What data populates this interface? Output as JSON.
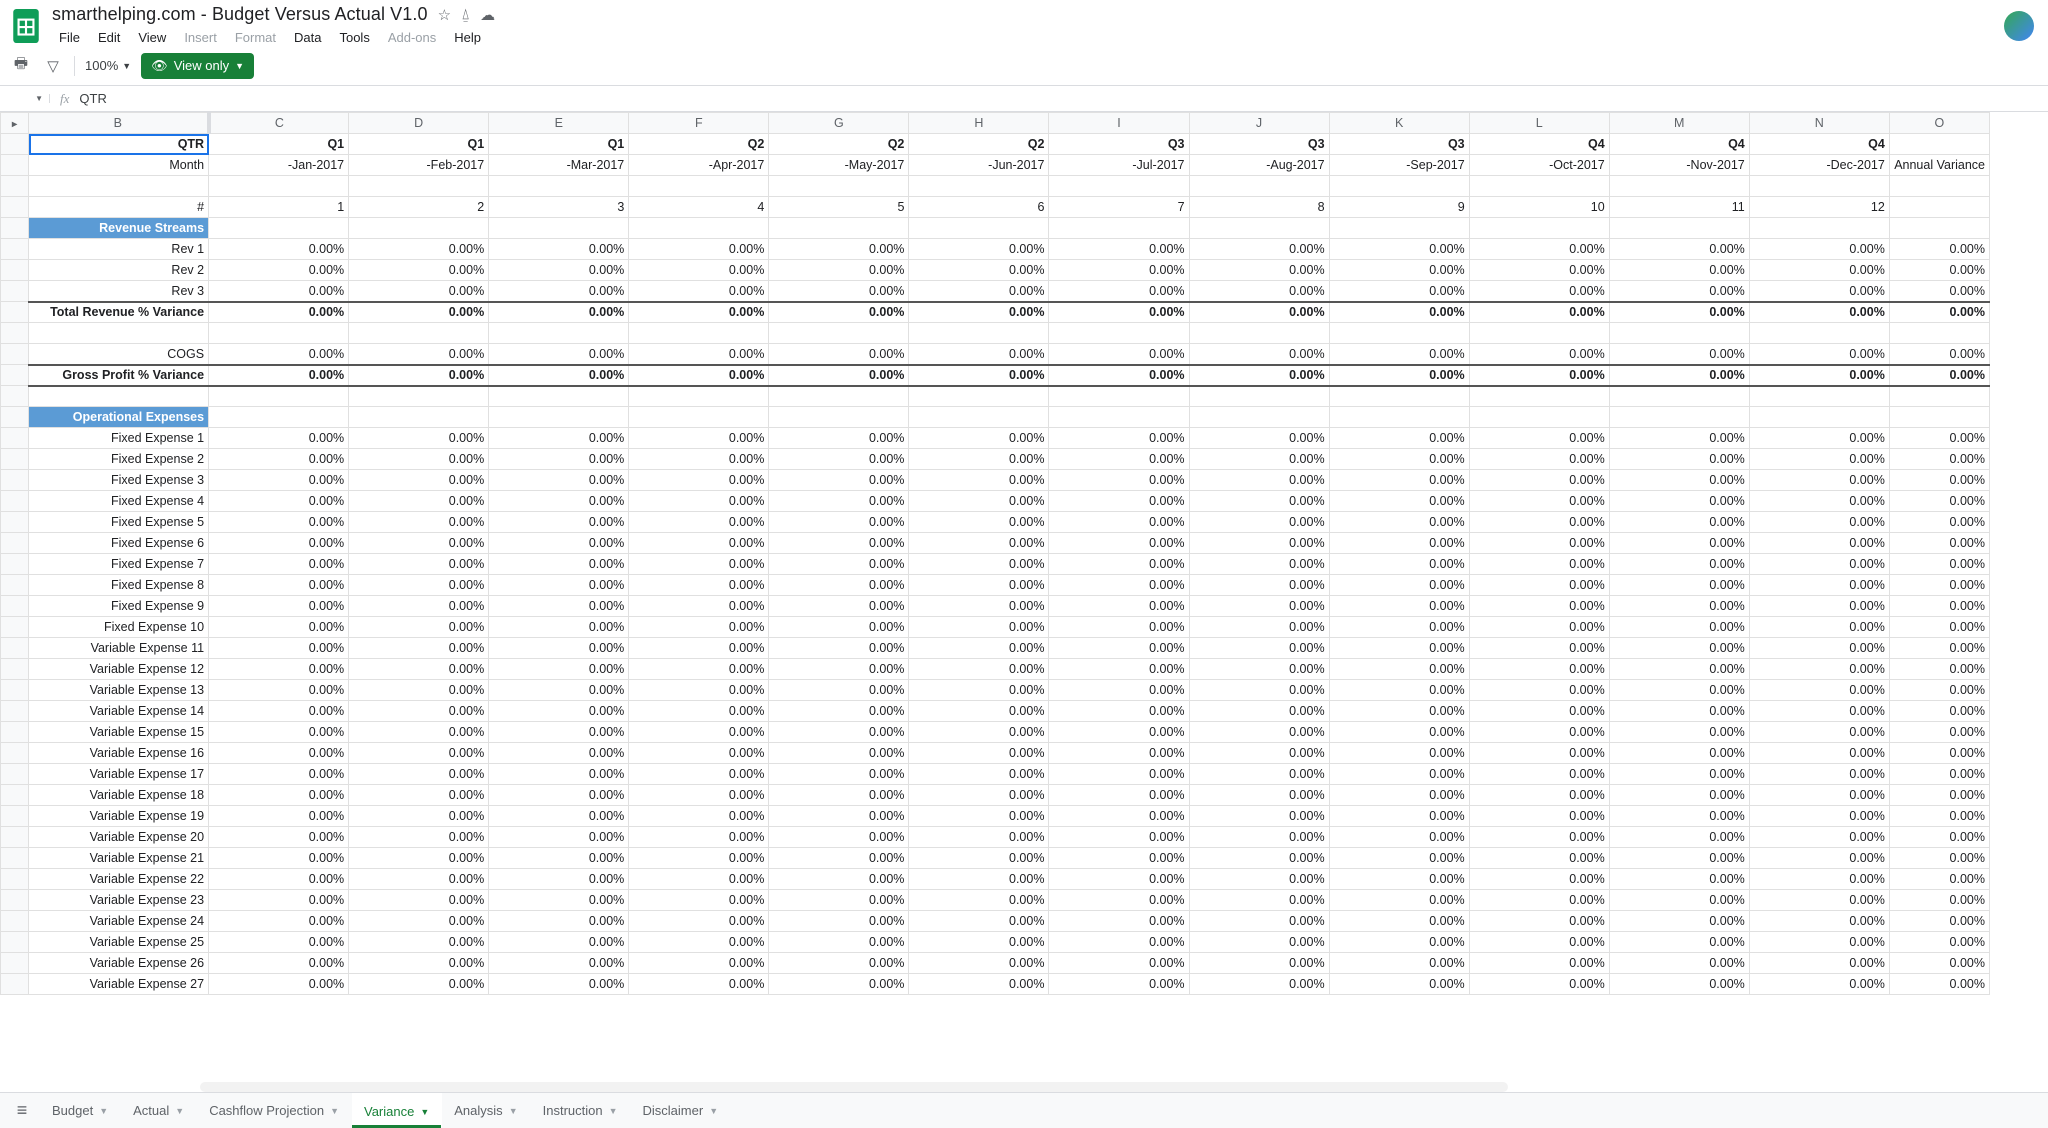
{
  "doc": {
    "title": "smarthelping.com - Budget Versus Actual V1.0"
  },
  "menus": [
    "File",
    "Edit",
    "View",
    "Insert",
    "Format",
    "Data",
    "Tools",
    "Add-ons",
    "Help"
  ],
  "menus_disabled": [
    "Insert",
    "Format",
    "Add-ons"
  ],
  "toolbar": {
    "zoom": "100%",
    "viewonly": "View only"
  },
  "fx": {
    "namebox": "",
    "value": "QTR"
  },
  "colHeaders": [
    "B",
    "C",
    "D",
    "E",
    "F",
    "G",
    "H",
    "I",
    "J",
    "K",
    "L",
    "M",
    "N",
    "O"
  ],
  "qtrRow": {
    "label": "QTR",
    "cells": [
      "Q1",
      "Q1",
      "Q1",
      "Q2",
      "Q2",
      "Q2",
      "Q3",
      "Q3",
      "Q3",
      "Q4",
      "Q4",
      "Q4",
      ""
    ]
  },
  "monthRow": {
    "label": "Month",
    "cells": [
      "-Jan-2017",
      "-Feb-2017",
      "-Mar-2017",
      "-Apr-2017",
      "-May-2017",
      "-Jun-2017",
      "-Jul-2017",
      "-Aug-2017",
      "-Sep-2017",
      "-Oct-2017",
      "-Nov-2017",
      "-Dec-2017",
      "Annual Variance"
    ]
  },
  "numRow": {
    "label": "#",
    "cells": [
      "1",
      "2",
      "3",
      "4",
      "5",
      "6",
      "7",
      "8",
      "9",
      "10",
      "11",
      "12",
      ""
    ]
  },
  "zeroCell": "0.00%",
  "rows": [
    {
      "type": "section",
      "label": "Revenue Streams"
    },
    {
      "type": "data",
      "label": "Rev 1"
    },
    {
      "type": "data",
      "label": "Rev 2"
    },
    {
      "type": "data",
      "label": "Rev 3"
    },
    {
      "type": "bold topline",
      "label": "Total Revenue % Variance"
    },
    {
      "type": "blank",
      "label": ""
    },
    {
      "type": "data",
      "label": "COGS"
    },
    {
      "type": "bold topline botline",
      "label": "Gross Profit % Variance"
    },
    {
      "type": "blank",
      "label": ""
    },
    {
      "type": "section",
      "label": "Operational Expenses"
    },
    {
      "type": "data",
      "label": "Fixed Expense 1"
    },
    {
      "type": "data",
      "label": "Fixed Expense 2"
    },
    {
      "type": "data",
      "label": "Fixed Expense 3"
    },
    {
      "type": "data",
      "label": "Fixed Expense 4"
    },
    {
      "type": "data",
      "label": "Fixed Expense 5"
    },
    {
      "type": "data",
      "label": "Fixed Expense 6"
    },
    {
      "type": "data",
      "label": "Fixed Expense 7"
    },
    {
      "type": "data",
      "label": "Fixed Expense 8"
    },
    {
      "type": "data",
      "label": "Fixed Expense 9"
    },
    {
      "type": "data",
      "label": "Fixed Expense 10"
    },
    {
      "type": "data",
      "label": "Variable Expense 11"
    },
    {
      "type": "data",
      "label": "Variable Expense 12"
    },
    {
      "type": "data",
      "label": "Variable Expense 13"
    },
    {
      "type": "data",
      "label": "Variable Expense 14"
    },
    {
      "type": "data",
      "label": "Variable Expense 15"
    },
    {
      "type": "data",
      "label": "Variable Expense 16"
    },
    {
      "type": "data",
      "label": "Variable Expense 17"
    },
    {
      "type": "data",
      "label": "Variable Expense 18"
    },
    {
      "type": "data",
      "label": "Variable Expense 19"
    },
    {
      "type": "data",
      "label": "Variable Expense 20"
    },
    {
      "type": "data",
      "label": "Variable Expense 21"
    },
    {
      "type": "data",
      "label": "Variable Expense 22"
    },
    {
      "type": "data",
      "label": "Variable Expense 23"
    },
    {
      "type": "data",
      "label": "Variable Expense 24"
    },
    {
      "type": "data",
      "label": "Variable Expense 25"
    },
    {
      "type": "data",
      "label": "Variable Expense 26"
    },
    {
      "type": "data",
      "label": "Variable Expense 27"
    }
  ],
  "tabs": [
    {
      "label": "Budget",
      "active": false
    },
    {
      "label": "Actual",
      "active": false
    },
    {
      "label": "Cashflow Projection",
      "active": false
    },
    {
      "label": "Variance",
      "active": true
    },
    {
      "label": "Analysis",
      "active": false
    },
    {
      "label": "Instruction",
      "active": false
    },
    {
      "label": "Disclaimer",
      "active": false
    }
  ],
  "colWidths": {
    "B": 180,
    "data": 140,
    "O": 100
  }
}
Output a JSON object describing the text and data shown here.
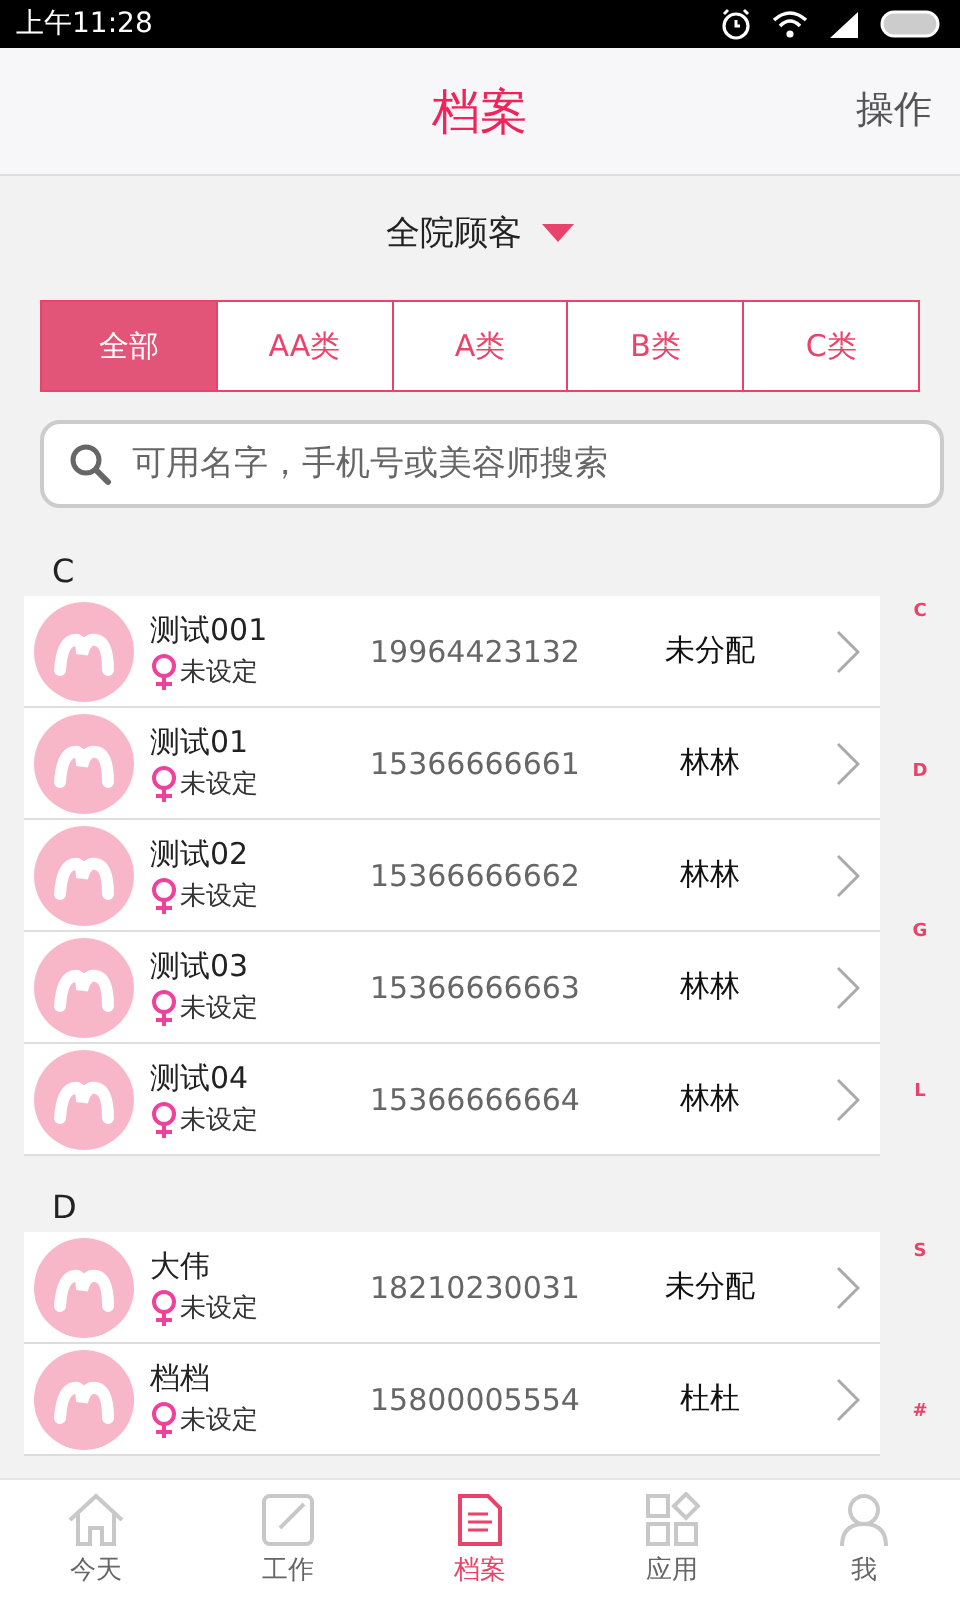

> **PROBLEM DESCRIPTION**:
Check every line of the listing for the string "JSON" and report how many lines have it, as a number alone.

> **SOLUTION BELOW**:
2